§ What the task requires
Pull out every line below that holds the word "brasiliana".
--- BEGIN ---
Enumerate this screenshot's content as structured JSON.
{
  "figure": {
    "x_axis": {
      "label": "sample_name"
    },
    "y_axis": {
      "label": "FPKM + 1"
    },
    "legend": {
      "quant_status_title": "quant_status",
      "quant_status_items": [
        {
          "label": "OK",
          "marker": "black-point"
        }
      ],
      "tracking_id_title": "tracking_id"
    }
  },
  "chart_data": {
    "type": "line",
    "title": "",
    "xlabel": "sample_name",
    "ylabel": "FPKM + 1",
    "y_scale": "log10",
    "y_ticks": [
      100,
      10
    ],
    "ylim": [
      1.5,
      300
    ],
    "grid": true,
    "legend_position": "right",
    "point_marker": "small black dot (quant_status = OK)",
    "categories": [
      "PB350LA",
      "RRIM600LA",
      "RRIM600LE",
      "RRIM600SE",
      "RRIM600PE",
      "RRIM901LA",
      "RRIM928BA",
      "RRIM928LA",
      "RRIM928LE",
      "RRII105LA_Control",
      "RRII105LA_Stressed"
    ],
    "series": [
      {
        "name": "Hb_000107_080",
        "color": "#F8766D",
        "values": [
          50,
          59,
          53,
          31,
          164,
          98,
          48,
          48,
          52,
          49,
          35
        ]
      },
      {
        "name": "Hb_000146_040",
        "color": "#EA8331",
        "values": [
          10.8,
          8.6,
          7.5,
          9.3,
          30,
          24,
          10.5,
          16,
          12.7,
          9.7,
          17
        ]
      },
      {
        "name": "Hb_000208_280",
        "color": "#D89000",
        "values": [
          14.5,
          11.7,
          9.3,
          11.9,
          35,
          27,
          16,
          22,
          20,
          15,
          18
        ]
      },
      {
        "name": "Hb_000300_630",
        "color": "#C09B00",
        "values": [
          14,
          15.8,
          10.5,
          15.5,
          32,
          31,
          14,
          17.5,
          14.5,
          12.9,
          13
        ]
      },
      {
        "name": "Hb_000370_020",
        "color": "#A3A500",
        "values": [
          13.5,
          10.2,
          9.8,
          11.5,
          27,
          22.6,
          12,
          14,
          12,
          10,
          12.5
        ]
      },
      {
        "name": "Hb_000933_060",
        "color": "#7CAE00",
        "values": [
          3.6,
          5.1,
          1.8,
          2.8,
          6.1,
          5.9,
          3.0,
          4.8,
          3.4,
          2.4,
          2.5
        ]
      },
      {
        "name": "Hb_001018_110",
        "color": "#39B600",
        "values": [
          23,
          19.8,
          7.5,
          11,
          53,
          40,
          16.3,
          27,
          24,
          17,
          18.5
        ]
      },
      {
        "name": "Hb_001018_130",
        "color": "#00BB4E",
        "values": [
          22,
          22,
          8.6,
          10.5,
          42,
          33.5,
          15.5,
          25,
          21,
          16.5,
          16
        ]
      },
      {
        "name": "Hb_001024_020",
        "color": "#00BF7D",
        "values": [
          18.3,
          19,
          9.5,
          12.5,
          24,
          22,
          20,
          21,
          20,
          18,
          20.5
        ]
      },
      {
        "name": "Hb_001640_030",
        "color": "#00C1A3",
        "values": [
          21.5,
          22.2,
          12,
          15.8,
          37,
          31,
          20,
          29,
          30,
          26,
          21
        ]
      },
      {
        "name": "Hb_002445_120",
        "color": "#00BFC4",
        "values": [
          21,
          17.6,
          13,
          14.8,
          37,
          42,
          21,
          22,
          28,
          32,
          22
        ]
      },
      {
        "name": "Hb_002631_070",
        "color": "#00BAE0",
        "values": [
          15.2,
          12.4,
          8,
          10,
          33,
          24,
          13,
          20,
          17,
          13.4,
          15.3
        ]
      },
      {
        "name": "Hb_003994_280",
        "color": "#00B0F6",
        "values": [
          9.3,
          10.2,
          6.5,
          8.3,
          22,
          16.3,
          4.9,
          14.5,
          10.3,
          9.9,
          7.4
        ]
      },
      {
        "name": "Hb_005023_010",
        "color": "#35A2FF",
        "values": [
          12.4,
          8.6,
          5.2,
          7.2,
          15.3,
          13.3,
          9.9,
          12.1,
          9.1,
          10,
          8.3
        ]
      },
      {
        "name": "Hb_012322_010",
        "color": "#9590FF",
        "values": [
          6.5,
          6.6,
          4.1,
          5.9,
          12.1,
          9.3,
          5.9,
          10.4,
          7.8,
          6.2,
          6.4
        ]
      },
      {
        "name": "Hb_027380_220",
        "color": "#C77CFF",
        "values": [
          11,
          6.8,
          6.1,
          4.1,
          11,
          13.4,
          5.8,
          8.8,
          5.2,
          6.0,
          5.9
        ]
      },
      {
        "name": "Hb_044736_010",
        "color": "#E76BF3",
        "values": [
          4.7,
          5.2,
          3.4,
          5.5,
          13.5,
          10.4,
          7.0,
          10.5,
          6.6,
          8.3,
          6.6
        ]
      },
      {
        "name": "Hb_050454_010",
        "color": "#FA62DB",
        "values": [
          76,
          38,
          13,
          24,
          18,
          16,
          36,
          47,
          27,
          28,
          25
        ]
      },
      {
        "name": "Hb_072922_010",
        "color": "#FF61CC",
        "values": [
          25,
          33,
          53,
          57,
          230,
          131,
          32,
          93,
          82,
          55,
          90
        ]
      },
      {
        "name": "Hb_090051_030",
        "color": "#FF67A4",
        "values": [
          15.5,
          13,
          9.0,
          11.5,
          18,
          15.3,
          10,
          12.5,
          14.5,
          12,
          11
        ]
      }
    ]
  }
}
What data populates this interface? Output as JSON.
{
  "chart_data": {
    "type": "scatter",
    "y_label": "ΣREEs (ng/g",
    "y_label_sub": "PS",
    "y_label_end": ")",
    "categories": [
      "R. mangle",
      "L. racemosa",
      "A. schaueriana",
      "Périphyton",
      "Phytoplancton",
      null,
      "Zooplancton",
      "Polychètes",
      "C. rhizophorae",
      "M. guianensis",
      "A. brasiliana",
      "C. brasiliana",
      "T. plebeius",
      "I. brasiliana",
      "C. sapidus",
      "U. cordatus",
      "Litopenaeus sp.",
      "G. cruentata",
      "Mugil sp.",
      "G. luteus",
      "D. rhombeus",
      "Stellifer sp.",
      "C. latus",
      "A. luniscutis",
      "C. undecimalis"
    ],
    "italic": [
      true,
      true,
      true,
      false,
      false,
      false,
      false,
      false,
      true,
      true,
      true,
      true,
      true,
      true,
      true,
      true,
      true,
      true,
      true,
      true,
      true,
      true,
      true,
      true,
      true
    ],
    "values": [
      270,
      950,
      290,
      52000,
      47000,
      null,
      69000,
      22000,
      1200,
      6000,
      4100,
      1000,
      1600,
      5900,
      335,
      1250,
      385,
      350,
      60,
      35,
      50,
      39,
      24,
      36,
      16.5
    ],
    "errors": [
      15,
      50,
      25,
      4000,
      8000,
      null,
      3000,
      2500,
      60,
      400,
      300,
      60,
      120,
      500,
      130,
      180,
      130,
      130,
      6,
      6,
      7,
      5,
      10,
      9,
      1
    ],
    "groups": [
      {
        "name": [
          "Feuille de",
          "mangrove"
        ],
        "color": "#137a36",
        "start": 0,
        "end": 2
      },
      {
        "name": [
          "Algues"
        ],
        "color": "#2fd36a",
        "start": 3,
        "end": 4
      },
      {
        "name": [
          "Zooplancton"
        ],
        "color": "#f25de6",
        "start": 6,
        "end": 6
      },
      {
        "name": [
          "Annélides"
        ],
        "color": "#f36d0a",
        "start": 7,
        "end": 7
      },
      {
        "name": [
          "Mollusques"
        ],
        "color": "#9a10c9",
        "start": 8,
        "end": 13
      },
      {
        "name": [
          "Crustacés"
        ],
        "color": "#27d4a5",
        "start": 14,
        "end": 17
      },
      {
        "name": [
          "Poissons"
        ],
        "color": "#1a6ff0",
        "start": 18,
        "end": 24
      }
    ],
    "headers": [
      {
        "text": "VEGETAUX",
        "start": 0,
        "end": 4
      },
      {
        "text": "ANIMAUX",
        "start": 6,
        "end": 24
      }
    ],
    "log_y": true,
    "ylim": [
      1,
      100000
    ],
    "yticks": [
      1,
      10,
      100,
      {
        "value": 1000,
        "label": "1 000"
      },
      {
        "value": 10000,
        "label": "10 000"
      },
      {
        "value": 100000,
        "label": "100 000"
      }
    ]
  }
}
--- END ---
§ Reply
      "A. brasiliana",
      "C. brasiliana",
      "I. brasiliana",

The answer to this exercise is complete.